=== Problem to work on ===
Do any lines in the data below contain "Stock"? If so, copy every one of them.
[Start]
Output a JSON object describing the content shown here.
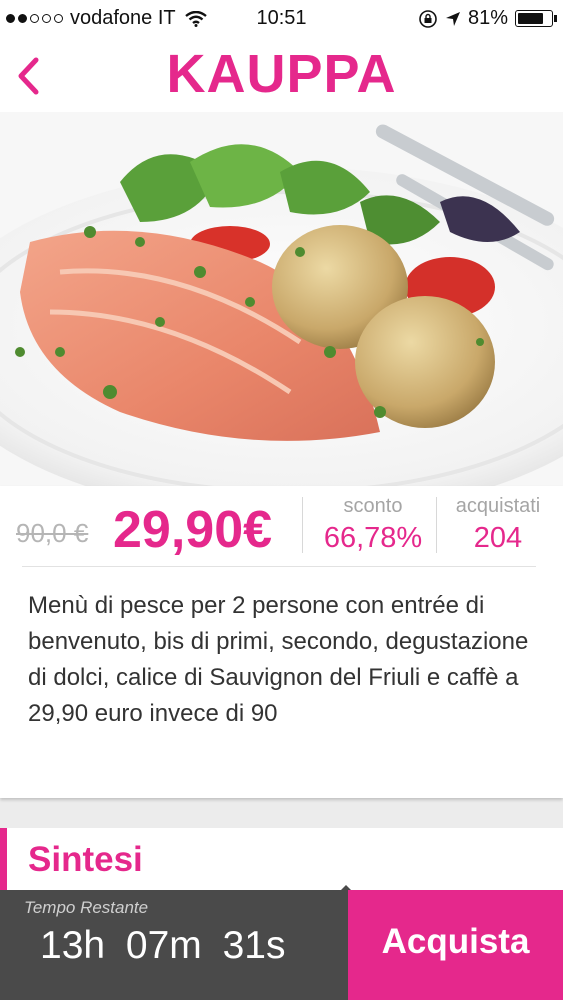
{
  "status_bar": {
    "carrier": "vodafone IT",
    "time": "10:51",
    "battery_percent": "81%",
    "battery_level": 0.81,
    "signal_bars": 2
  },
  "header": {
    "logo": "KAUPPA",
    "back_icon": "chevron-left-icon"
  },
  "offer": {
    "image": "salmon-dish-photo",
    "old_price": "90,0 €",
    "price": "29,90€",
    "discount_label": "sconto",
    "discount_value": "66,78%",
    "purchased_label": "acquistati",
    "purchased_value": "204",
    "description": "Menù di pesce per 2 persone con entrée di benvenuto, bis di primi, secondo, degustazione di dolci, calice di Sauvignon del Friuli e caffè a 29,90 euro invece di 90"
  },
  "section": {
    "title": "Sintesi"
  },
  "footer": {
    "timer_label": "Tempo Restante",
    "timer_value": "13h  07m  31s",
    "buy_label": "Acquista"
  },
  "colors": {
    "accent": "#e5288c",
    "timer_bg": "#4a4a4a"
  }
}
[End]
[Start]
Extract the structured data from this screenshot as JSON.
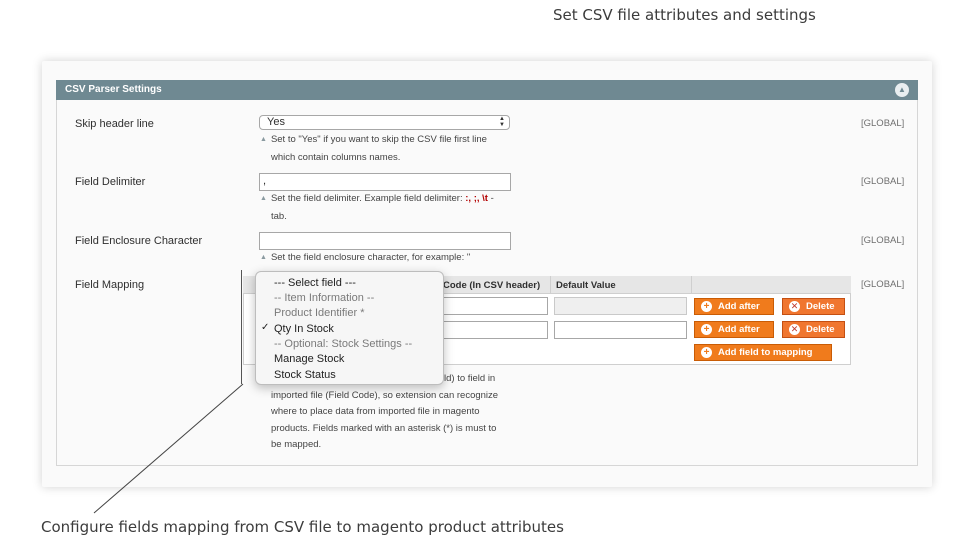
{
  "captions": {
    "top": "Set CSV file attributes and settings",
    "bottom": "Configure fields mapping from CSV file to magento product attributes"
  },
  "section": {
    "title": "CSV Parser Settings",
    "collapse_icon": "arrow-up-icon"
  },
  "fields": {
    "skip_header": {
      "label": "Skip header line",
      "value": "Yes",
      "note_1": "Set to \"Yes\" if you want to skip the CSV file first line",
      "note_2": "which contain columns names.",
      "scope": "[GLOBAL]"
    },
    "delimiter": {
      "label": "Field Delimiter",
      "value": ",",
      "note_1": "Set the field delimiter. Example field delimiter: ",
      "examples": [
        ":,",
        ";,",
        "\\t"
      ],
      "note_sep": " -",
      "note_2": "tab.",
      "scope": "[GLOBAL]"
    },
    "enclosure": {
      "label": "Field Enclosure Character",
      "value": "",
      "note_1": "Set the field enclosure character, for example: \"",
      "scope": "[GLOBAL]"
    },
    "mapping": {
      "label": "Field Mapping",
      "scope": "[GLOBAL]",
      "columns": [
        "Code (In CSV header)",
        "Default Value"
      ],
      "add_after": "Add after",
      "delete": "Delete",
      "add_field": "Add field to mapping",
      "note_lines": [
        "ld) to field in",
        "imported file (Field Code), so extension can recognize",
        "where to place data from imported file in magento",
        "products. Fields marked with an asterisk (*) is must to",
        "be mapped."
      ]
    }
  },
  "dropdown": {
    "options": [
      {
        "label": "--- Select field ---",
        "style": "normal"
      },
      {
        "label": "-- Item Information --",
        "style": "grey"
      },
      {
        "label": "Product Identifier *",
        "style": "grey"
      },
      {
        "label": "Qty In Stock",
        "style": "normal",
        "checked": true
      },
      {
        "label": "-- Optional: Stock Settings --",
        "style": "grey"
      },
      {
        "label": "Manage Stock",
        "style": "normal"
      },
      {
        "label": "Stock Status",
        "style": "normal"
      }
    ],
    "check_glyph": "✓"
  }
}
[End]
=== Finished answer ===
        "label": "Qty In Stock",
        "label": "-- Optional: Stock Settings --",
        "label": "Manage Stock",
        "label": "Stock Status",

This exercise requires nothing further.